__TASK GOAL__:
Could you output each line of the data that follows exactly?

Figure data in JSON
######

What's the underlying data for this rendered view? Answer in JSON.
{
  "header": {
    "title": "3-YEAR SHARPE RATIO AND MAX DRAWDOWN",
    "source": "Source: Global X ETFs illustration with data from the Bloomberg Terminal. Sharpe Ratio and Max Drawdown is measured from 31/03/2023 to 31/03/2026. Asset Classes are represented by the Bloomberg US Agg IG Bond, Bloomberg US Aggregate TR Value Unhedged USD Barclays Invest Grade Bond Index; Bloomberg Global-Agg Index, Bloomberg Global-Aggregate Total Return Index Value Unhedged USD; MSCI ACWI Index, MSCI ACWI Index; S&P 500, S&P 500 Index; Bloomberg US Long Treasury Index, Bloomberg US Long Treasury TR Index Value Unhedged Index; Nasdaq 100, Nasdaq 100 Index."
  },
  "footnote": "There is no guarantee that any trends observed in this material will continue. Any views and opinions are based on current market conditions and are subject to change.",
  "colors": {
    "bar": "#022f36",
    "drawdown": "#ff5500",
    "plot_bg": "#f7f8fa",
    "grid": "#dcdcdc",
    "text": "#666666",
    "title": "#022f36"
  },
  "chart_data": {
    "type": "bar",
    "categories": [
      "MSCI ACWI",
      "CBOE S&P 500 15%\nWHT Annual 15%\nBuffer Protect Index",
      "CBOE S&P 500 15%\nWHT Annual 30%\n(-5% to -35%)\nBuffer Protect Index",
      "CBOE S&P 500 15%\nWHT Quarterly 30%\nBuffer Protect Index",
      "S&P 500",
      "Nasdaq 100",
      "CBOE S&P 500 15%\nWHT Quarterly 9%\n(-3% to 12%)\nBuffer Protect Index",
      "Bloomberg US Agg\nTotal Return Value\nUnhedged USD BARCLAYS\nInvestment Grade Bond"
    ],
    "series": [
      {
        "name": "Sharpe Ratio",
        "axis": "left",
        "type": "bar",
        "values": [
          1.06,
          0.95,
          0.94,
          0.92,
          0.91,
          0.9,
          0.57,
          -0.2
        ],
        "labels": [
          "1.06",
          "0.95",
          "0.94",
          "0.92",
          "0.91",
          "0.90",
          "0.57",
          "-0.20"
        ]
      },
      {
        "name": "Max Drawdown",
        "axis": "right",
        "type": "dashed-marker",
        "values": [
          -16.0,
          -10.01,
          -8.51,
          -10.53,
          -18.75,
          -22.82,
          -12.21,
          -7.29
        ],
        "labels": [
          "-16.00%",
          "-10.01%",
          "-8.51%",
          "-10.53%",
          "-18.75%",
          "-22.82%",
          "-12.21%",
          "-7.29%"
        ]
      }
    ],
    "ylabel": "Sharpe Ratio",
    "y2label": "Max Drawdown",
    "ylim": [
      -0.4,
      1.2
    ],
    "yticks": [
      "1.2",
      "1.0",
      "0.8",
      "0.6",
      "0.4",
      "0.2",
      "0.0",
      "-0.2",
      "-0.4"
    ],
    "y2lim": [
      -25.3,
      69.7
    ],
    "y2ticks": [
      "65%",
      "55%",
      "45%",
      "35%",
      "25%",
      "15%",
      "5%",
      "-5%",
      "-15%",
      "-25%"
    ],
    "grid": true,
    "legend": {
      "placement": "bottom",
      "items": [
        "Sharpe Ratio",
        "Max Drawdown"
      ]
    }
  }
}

######

__FINAL ANSWER__:
What's the underlying data for this rendered view? Answer in JSON.
{
  "header": {
    "title": "3-YEAR SHARPE RATIO AND MAX DRAWDOWN",
    "source": "Source: Global X ETFs illustration with data from the Bloomberg Terminal. Sharpe Ratio and Max Drawdown is measured from 31/03/2023 to 31/03/2026. Asset Classes are represented by the Bloomberg US Agg IG Bond, Bloomberg US Aggregate TR Value Unhedged USD Barclays Invest Grade Bond Index; Bloomberg Global-Agg Index, Bloomberg Global-Aggregate Total Return Index Value Unhedged USD; MSCI ACWI Index, MSCI ACWI Index; S&P 500, S&P 500 Index; Bloomberg US Long Treasury Index, Bloomberg US Long Treasury TR Index Value Unhedged Index; Nasdaq 100, Nasdaq 100 Index."
  },
  "footnote": "There is no guarantee that any trends observed in this material will continue. Any views and opinions are based on current market conditions and are subject to change.",
  "colors": {
    "bar": "#022f36",
    "drawdown": "#ff5500",
    "plot_bg": "#f7f8fa",
    "grid": "#dcdcdc",
    "text": "#666666",
    "title": "#022f36"
  },
  "chart_data": {
    "type": "bar",
    "categories": [
      "MSCI ACWI",
      "CBOE S&P 500 15%\nWHT Annual 15%\nBuffer Protect Index",
      "CBOE S&P 500 15%\nWHT Annual 30%\n(-5% to -35%)\nBuffer Protect Index",
      "CBOE S&P 500 15%\nWHT Quarterly 30%\nBuffer Protect Index",
      "S&P 500",
      "Nasdaq 100",
      "CBOE S&P 500 15%\nWHT Quarterly 9%\n(-3% to 12%)\nBuffer Protect Index",
      "Bloomberg US Agg\nTotal Return Value\nUnhedged USD BARCLAYS\nInvestment Grade Bond"
    ],
    "series": [
      {
        "name": "Sharpe Ratio",
        "axis": "left",
        "type": "bar",
        "values": [
          1.06,
          0.95,
          0.94,
          0.92,
          0.91,
          0.9,
          0.57,
          -0.2
        ],
        "labels": [
          "1.06",
          "0.95",
          "0.94",
          "0.92",
          "0.91",
          "0.90",
          "0.57",
          "-0.20"
        ]
      },
      {
        "name": "Max Drawdown",
        "axis": "right",
        "type": "dashed-marker",
        "values": [
          -16.0,
          -10.01,
          -8.51,
          -10.53,
          -18.75,
          -22.82,
          -12.21,
          -7.29
        ],
        "labels": [
          "-16.00%",
          "-10.01%",
          "-8.51%",
          "-10.53%",
          "-18.75%",
          "-22.82%",
          "-12.21%",
          "-7.29%"
        ]
      }
    ],
    "ylabel": "Sharpe Ratio",
    "y2label": "Max Drawdown",
    "ylim": [
      -0.4,
      1.2
    ],
    "yticks": [
      "1.2",
      "1.0",
      "0.8",
      "0.6",
      "0.4",
      "0.2",
      "0.0",
      "-0.2",
      "-0.4"
    ],
    "y2lim": [
      -25.3,
      69.7
    ],
    "y2ticks": [
      "65%",
      "55%",
      "45%",
      "35%",
      "25%",
      "15%",
      "5%",
      "-5%",
      "-15%",
      "-25%"
    ],
    "grid": true,
    "legend": {
      "placement": "bottom",
      "items": [
        "Sharpe Ratio",
        "Max Drawdown"
      ]
    }
  }
}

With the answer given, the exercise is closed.